Data items

** BEGIN **

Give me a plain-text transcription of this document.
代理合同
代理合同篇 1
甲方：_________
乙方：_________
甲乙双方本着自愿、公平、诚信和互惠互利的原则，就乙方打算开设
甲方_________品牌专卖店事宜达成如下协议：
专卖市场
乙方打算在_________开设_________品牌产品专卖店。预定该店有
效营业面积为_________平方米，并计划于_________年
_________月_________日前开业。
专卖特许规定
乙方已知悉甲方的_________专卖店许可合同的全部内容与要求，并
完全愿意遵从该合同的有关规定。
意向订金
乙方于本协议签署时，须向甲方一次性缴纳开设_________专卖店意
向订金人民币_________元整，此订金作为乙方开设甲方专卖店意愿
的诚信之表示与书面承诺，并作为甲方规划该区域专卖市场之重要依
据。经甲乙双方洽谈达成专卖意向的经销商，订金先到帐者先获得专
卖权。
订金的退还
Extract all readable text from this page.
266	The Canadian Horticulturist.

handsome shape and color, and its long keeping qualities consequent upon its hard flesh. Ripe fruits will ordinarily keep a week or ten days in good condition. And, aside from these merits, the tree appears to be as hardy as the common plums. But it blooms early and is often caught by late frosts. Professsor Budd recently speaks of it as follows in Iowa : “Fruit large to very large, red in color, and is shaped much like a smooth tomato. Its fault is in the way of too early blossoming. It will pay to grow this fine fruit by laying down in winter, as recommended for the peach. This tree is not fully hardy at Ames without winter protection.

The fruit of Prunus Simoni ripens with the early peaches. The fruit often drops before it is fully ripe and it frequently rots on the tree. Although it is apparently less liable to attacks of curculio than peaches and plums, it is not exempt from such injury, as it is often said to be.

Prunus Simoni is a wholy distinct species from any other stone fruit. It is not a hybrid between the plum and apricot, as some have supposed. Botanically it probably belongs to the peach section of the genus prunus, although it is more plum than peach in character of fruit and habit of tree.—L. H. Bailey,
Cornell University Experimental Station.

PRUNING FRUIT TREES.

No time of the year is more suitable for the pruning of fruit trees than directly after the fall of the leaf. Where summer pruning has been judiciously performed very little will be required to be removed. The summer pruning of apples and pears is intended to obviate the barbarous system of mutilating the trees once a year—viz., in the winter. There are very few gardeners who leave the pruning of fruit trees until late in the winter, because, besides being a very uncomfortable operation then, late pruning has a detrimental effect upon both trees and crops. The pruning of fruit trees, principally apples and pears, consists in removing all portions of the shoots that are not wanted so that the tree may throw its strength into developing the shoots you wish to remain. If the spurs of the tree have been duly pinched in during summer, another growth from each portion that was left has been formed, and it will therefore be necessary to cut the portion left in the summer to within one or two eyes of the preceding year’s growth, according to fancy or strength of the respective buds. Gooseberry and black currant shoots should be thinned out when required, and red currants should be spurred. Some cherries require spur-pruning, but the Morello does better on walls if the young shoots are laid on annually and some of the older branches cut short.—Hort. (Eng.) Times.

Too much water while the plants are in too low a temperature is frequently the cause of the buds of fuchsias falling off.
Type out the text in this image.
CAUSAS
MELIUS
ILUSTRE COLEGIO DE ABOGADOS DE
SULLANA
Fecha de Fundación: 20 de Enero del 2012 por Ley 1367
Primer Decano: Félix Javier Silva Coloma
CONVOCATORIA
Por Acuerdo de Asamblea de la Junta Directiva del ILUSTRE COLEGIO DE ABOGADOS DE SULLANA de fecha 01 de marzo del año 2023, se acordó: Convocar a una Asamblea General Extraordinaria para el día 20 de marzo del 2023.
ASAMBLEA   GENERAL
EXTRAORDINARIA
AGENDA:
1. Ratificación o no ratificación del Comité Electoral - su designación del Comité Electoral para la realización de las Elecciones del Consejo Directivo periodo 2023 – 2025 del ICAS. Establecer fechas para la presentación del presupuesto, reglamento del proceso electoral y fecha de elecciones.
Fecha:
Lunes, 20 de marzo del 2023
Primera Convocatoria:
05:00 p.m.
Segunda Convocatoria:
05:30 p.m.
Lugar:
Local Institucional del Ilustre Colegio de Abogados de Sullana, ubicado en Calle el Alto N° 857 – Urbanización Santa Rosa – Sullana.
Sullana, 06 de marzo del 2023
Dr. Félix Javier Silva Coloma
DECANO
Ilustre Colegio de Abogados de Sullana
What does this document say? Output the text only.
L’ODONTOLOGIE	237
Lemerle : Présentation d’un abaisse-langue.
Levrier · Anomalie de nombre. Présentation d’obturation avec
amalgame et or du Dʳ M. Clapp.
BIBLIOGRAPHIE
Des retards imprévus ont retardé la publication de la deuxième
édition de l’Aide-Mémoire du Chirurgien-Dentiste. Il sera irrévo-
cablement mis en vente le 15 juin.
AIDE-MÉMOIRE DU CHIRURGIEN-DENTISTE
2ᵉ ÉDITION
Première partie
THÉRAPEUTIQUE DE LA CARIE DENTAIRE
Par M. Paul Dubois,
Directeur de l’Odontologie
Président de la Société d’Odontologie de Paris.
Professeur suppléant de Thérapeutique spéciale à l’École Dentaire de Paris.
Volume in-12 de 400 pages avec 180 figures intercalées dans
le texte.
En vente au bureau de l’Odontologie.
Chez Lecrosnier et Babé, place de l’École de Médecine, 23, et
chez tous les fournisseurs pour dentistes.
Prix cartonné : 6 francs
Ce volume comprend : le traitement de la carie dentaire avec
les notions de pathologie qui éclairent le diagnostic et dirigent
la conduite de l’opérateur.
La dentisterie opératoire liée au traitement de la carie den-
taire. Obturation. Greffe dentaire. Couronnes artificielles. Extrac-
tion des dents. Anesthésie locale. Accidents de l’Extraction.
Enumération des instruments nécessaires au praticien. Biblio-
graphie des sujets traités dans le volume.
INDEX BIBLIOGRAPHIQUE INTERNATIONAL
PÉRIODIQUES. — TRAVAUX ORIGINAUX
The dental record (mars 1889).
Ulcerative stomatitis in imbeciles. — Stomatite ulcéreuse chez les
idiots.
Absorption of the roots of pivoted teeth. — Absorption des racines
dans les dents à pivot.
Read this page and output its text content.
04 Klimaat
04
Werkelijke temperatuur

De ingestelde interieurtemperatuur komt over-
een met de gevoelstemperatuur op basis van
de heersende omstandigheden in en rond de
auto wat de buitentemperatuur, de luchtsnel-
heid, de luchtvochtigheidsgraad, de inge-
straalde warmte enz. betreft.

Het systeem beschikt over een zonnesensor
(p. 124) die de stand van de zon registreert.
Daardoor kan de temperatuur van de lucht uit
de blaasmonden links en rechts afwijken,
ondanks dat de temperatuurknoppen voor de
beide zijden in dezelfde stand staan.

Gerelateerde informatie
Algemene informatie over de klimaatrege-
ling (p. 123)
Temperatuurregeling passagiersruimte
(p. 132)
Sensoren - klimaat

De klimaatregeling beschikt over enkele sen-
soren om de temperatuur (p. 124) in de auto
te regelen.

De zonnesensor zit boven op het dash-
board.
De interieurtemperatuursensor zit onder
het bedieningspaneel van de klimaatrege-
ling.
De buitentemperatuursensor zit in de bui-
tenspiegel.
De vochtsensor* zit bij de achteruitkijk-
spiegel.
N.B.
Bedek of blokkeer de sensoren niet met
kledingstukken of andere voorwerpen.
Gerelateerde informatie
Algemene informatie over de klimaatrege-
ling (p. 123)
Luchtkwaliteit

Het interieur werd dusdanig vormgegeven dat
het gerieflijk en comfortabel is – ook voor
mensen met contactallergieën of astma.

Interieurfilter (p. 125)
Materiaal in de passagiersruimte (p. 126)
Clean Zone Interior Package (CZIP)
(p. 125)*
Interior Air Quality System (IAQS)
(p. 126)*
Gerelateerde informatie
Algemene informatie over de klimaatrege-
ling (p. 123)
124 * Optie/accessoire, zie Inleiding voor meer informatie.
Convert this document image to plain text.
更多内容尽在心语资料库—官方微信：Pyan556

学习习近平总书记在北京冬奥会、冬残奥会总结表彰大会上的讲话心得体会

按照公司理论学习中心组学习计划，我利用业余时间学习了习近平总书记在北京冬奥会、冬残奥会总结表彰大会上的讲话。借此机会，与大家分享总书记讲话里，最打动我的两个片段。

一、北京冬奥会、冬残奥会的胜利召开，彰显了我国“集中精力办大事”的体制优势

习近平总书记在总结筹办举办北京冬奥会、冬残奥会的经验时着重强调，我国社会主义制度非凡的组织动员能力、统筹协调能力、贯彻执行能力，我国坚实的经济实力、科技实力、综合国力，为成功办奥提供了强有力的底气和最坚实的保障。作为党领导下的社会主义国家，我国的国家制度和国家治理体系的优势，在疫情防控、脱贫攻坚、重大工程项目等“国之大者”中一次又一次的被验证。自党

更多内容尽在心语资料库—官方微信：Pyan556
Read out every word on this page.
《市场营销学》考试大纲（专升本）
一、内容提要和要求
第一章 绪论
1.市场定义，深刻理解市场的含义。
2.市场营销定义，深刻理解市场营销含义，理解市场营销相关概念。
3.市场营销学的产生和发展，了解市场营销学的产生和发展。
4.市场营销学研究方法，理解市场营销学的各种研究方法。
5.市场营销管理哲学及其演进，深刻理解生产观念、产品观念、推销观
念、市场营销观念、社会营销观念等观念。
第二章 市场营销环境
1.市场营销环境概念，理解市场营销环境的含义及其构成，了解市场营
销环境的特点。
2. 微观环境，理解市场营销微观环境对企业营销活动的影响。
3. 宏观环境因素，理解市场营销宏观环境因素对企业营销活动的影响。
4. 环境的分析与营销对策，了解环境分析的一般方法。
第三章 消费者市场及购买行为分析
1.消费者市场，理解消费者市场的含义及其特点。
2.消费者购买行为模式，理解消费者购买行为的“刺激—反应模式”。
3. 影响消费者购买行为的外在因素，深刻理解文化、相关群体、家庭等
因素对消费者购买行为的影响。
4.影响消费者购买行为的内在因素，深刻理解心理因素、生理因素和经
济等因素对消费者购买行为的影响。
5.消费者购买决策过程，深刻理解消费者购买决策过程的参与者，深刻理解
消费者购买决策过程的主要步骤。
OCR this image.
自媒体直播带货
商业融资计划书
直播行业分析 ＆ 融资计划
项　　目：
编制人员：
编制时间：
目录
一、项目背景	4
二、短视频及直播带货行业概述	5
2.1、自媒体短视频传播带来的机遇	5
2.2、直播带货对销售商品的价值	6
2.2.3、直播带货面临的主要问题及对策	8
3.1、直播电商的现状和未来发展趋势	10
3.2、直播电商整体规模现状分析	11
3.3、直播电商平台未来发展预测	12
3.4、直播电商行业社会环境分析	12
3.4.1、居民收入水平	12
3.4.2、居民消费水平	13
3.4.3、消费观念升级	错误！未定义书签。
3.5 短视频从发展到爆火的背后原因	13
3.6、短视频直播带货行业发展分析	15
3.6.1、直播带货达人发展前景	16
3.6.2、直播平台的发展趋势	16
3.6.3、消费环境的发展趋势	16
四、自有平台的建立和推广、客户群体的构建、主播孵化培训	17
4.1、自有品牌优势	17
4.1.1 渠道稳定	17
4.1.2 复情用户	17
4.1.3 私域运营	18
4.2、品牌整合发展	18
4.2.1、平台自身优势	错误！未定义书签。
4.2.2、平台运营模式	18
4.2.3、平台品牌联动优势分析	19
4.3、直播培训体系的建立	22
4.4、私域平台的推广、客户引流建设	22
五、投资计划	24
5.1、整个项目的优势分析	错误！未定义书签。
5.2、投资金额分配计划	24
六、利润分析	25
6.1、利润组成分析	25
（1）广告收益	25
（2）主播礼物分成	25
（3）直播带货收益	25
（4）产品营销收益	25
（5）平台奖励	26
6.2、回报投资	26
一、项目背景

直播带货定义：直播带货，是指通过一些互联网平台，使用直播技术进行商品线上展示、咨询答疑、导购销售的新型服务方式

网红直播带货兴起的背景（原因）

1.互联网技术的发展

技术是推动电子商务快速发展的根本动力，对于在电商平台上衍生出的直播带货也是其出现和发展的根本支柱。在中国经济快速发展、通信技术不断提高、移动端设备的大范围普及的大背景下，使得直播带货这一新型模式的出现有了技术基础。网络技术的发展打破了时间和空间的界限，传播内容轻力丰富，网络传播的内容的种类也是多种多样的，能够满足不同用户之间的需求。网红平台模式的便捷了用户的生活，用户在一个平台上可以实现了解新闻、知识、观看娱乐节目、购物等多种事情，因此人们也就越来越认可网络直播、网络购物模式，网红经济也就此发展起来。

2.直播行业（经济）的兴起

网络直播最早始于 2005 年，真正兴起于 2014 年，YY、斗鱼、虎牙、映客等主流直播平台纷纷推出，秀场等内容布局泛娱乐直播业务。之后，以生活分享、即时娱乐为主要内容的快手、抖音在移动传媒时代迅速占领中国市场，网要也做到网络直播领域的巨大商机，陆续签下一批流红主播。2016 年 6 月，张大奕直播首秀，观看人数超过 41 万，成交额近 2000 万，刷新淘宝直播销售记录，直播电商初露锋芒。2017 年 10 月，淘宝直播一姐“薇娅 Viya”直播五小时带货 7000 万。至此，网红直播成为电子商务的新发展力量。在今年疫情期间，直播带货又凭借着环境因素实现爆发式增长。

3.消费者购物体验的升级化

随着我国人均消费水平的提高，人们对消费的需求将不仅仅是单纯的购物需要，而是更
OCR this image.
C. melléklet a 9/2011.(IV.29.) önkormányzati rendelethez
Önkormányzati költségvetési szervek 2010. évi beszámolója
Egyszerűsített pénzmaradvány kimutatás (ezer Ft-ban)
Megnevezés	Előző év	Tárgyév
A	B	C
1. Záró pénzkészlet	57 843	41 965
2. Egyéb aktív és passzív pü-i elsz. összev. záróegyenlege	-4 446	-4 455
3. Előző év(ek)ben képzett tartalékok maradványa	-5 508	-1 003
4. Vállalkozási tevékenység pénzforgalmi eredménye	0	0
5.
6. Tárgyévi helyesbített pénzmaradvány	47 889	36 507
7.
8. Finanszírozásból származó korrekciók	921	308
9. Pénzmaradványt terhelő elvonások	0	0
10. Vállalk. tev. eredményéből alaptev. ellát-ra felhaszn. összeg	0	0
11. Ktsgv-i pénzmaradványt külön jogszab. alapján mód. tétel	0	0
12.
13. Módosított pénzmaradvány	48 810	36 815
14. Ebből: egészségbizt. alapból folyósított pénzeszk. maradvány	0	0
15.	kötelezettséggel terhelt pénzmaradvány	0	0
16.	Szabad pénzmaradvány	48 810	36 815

** END **

▶ _INSTRUCTION_
Pull out every line holding "plain" from the records above, and copy it.

▶ _SOLVED PROBLEM_
Give me a plain-text transcription of this document.
Convert this document image to plain text.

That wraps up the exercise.